▸ Passage for review:
= = =

Three More Charter Measures

The Facts

Keep your eyes out for three more charter amendments on the November ballot, according to Patrick Hoge at the Examiner. A Housing Trust Fund expansion would leverage rising property values into more annual funding for subsidized housing, growing the fund from $52 million to $125 million, and allowing revenues to be bonded. A public-bank framework would create a municipal financial corporation as a precursor to a city bank. And a commissions overhaul would move some bodies from the City Charter to the Administrative Code and eliminate others - the outcome of a year of work by the commission streamlining task force.

The Context

The current Housing Trust Fund was created by voters in 2012, ramps up to $50.8 million by FY 2024-25, and expires in 2043. On commissions, voters already approved Prop. E in 2024, which created the streamlining task force and set up a 2026 path for charter changes.

The GrowSF Take

A bondable tax-increment financing system for subsidizing low-income housing is a smart idea that is simpler than it seems. In short: rather than taxing the creation of new housing (with "inclusionary zoning"), the system instead relies on broader prosperity and captures a small percentage of rising property values across the city (that's the "tax increment" part). Those revenues are fairly predictable (global pandemics notwithstanding) and can be bonded to let the city access a larger lump sum and pay it off over time with inflated dollars. This unlocks immediate development funding while removing the tax disincentive on new home building.

= = =

▸ Provided information:
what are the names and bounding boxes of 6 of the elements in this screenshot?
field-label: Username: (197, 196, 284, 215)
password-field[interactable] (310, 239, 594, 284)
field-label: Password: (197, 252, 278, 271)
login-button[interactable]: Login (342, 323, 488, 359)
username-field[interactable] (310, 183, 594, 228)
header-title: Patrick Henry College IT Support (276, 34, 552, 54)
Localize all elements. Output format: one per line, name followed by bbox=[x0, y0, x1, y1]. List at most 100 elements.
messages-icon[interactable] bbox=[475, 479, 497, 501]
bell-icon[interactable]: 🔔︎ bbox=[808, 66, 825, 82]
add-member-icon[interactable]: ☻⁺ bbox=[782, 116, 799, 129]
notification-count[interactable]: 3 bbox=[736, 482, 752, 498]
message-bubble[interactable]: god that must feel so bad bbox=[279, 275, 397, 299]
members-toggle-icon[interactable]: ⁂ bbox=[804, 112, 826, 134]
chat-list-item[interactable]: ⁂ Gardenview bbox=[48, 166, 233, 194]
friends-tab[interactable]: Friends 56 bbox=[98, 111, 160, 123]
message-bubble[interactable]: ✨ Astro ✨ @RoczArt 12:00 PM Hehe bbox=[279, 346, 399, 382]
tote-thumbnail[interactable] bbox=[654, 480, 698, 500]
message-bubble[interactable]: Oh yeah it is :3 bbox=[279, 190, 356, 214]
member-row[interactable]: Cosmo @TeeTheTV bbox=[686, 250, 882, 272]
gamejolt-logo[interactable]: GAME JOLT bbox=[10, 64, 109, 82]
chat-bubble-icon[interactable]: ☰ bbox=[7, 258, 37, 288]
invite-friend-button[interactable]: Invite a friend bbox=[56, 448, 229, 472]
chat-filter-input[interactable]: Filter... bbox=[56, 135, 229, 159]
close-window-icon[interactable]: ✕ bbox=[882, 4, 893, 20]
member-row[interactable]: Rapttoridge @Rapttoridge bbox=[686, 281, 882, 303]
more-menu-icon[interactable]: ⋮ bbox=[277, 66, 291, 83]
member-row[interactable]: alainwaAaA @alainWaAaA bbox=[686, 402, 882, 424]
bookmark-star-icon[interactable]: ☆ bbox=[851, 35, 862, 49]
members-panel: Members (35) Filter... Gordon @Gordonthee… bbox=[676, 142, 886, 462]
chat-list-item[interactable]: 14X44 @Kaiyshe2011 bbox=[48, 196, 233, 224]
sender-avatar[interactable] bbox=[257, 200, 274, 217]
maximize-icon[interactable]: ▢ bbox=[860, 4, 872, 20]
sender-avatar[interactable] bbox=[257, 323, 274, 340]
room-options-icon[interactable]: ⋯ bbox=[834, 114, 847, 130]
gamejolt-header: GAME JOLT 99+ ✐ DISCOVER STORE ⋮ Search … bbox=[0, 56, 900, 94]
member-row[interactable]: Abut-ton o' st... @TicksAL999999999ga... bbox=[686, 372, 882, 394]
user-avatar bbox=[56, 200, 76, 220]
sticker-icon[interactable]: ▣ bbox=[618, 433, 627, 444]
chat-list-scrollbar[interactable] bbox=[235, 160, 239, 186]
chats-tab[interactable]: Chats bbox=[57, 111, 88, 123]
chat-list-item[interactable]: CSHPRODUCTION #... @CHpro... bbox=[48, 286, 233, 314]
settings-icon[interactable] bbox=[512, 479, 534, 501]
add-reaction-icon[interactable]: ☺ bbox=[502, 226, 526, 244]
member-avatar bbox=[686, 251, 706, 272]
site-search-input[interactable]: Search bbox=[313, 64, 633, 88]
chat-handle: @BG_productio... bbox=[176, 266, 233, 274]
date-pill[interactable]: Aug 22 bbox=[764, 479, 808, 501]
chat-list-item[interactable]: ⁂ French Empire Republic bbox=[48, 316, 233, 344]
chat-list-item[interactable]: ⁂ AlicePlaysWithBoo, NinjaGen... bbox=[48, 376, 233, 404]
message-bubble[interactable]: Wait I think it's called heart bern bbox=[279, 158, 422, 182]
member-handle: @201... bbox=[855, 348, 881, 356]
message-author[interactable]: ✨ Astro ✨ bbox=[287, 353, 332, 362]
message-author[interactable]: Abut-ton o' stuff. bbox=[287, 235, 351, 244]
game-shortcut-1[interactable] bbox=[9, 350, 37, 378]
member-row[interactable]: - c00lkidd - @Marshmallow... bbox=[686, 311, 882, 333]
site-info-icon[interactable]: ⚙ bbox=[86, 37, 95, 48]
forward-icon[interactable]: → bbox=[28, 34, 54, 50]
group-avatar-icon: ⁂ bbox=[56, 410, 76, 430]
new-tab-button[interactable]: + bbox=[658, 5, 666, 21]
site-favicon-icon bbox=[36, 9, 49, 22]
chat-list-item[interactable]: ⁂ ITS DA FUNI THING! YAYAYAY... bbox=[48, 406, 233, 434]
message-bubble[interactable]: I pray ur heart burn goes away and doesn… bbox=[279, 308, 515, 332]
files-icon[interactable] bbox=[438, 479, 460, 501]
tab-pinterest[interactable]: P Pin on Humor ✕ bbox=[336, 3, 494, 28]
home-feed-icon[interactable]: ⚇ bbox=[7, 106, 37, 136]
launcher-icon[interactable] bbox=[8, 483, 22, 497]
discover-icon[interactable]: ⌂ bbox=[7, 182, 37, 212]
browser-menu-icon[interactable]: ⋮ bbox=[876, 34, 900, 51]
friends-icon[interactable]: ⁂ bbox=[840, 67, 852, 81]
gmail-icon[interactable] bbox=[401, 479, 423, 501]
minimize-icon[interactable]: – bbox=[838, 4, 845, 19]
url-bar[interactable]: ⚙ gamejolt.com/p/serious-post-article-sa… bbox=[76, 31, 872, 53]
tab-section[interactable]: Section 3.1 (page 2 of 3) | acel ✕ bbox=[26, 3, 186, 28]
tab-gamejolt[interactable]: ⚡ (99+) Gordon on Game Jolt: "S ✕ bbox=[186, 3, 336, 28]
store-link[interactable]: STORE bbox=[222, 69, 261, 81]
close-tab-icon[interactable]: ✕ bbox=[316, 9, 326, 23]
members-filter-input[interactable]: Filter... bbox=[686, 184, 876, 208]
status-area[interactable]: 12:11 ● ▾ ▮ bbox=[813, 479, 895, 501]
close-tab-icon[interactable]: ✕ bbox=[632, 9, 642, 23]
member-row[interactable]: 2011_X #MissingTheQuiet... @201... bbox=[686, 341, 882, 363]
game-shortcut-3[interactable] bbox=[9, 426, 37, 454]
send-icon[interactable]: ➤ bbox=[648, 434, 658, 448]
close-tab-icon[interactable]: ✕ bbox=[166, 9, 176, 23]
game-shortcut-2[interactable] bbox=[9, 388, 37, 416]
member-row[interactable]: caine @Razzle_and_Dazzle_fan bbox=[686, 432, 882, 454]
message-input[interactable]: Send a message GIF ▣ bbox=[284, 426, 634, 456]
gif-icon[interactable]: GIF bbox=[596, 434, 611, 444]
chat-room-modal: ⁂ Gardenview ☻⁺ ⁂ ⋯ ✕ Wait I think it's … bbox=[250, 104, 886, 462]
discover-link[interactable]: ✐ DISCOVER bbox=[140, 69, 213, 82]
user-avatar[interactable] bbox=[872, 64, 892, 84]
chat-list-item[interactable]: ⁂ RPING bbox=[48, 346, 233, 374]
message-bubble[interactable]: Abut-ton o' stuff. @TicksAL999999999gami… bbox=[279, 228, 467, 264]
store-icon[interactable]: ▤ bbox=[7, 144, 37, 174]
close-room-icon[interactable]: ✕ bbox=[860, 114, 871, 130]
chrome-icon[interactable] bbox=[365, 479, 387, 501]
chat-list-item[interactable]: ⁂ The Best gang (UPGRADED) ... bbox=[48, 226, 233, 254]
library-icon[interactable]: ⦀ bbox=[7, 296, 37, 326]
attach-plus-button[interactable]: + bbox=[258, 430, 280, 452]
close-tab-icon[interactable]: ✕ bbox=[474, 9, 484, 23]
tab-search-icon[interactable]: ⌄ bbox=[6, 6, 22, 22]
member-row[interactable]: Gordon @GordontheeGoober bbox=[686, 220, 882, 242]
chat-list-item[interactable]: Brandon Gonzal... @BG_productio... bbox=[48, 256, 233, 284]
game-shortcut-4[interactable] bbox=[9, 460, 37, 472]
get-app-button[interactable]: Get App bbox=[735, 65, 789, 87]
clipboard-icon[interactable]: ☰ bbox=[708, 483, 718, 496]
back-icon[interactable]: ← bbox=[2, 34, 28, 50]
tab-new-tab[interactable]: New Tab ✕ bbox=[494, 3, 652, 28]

= = =

▸ Work order A:
Answer these about the piece on charter measures:
(i) To what amount would the Housing Trust Fund expansion grow the fund?
(ii) In what year does the current Housing Trust Fund expire?
(iii) Which measure, approved by voters in 2024, created the streamlining task force?
▸ Work order B: Print the part of the piece on charter measures that begins at the words "Three More Charter Measures" and stops after "streamlining task force.".
▸ Work order C: What charter amendments does the piece on charter measures say to expect on the November ballot? Name every one.
The records come from a separate source and have no connection to the piece on charter measures.

▸ Exercise response A:
(i) $125 million
(ii) 2043
(iii) Prop. E

▸ Exercise response B:
Three More Charter Measures

The Facts

Keep your eyes out for three more charter amendments on the November ballot, according to Patrick Hoge at the Examiner. A Housing Trust Fund expansion would leverage rising property values into more annual funding for subsidized housing, growing the fund from $52 million to $125 million, and allowing revenues to be bonded. A public-bank framework would create a municipal financial corporation as a precursor to a city bank. And a commissions overhaul would move some bodies from the City Charter to the Administrative Code and eliminate others - the outcome of a year of work by the commission streamlining task force.

▸ Exercise response C:
- A Housing Trust Fund expansion
- A public-bank framework
- A commissions overhaul